Please copy each line of the listing that includes the string "Fryer".
━━━ Information given
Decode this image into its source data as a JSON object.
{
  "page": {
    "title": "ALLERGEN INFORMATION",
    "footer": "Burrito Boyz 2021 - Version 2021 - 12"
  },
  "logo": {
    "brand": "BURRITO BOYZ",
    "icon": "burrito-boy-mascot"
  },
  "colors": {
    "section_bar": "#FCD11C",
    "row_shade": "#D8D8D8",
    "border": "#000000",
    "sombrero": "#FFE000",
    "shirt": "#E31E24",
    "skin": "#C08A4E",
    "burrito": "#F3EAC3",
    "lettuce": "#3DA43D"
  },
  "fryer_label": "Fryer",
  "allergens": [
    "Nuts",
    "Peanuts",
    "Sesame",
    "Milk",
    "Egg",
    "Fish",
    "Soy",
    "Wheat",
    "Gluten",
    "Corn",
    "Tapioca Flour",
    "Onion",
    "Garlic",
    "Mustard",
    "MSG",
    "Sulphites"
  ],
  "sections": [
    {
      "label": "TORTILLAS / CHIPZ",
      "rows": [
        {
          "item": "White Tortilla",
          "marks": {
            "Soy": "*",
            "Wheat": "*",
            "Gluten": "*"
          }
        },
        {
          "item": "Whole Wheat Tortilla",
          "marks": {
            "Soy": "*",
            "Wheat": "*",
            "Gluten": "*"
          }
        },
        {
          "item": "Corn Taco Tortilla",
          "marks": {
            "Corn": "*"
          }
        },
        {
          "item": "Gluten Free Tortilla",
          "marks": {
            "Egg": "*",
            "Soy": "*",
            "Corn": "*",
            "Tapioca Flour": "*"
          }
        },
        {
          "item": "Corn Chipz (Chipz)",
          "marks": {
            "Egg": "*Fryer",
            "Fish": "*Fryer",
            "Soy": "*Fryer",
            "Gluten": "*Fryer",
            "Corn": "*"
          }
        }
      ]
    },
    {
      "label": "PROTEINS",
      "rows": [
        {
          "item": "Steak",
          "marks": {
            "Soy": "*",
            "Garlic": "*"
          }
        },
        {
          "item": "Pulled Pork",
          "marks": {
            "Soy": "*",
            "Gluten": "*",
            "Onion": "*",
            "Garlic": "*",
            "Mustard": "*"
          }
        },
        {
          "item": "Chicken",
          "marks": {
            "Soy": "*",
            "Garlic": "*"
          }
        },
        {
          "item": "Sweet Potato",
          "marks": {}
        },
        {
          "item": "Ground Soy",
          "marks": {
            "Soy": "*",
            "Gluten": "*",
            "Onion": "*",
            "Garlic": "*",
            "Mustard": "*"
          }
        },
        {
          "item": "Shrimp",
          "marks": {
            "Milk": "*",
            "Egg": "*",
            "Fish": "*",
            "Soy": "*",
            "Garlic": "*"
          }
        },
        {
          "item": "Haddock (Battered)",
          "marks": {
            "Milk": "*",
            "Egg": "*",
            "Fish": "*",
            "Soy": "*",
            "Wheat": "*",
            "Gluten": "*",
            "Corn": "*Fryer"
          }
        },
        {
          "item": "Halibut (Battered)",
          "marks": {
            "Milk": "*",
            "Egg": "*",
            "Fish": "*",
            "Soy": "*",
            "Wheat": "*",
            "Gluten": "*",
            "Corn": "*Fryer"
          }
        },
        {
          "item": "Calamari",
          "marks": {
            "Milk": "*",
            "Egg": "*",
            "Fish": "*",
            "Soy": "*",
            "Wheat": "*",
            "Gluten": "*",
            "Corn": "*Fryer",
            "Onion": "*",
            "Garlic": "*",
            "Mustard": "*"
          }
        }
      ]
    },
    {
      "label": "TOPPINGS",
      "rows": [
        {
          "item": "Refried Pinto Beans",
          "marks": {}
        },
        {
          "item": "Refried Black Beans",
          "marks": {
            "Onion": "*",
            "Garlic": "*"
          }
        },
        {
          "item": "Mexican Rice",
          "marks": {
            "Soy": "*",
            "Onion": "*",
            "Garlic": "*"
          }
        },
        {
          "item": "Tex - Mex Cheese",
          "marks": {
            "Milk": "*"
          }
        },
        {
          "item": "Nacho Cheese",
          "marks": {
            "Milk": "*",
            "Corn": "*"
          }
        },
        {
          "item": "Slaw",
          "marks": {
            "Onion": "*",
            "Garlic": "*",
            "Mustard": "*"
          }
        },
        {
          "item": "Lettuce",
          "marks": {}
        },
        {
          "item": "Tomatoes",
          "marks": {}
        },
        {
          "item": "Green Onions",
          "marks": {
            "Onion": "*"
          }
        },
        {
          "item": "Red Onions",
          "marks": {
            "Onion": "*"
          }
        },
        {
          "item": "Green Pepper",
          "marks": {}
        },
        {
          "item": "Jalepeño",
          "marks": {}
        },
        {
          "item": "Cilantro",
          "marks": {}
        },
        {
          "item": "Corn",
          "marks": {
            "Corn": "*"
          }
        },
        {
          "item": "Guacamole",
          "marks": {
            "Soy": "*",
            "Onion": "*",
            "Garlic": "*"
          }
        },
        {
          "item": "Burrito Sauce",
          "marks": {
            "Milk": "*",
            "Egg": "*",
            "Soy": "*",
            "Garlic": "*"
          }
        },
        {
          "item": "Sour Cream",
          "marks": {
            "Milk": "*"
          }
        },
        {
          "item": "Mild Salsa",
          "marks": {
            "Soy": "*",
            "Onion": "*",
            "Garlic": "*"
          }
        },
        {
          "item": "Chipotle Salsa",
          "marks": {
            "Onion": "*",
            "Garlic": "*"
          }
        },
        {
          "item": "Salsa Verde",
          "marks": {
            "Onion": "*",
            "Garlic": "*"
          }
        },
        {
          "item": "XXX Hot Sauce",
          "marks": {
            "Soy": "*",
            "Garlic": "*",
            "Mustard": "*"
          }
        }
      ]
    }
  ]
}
━━━━━━
# Output
  "fryer_label": "Fryer",
            "Egg": "*Fryer",
            "Fish": "*Fryer",
            "Soy": "*Fryer",
            "Gluten": "*Fryer",
            "Corn": "*Fryer"
            "Corn": "*Fryer"
            "Corn": "*Fryer",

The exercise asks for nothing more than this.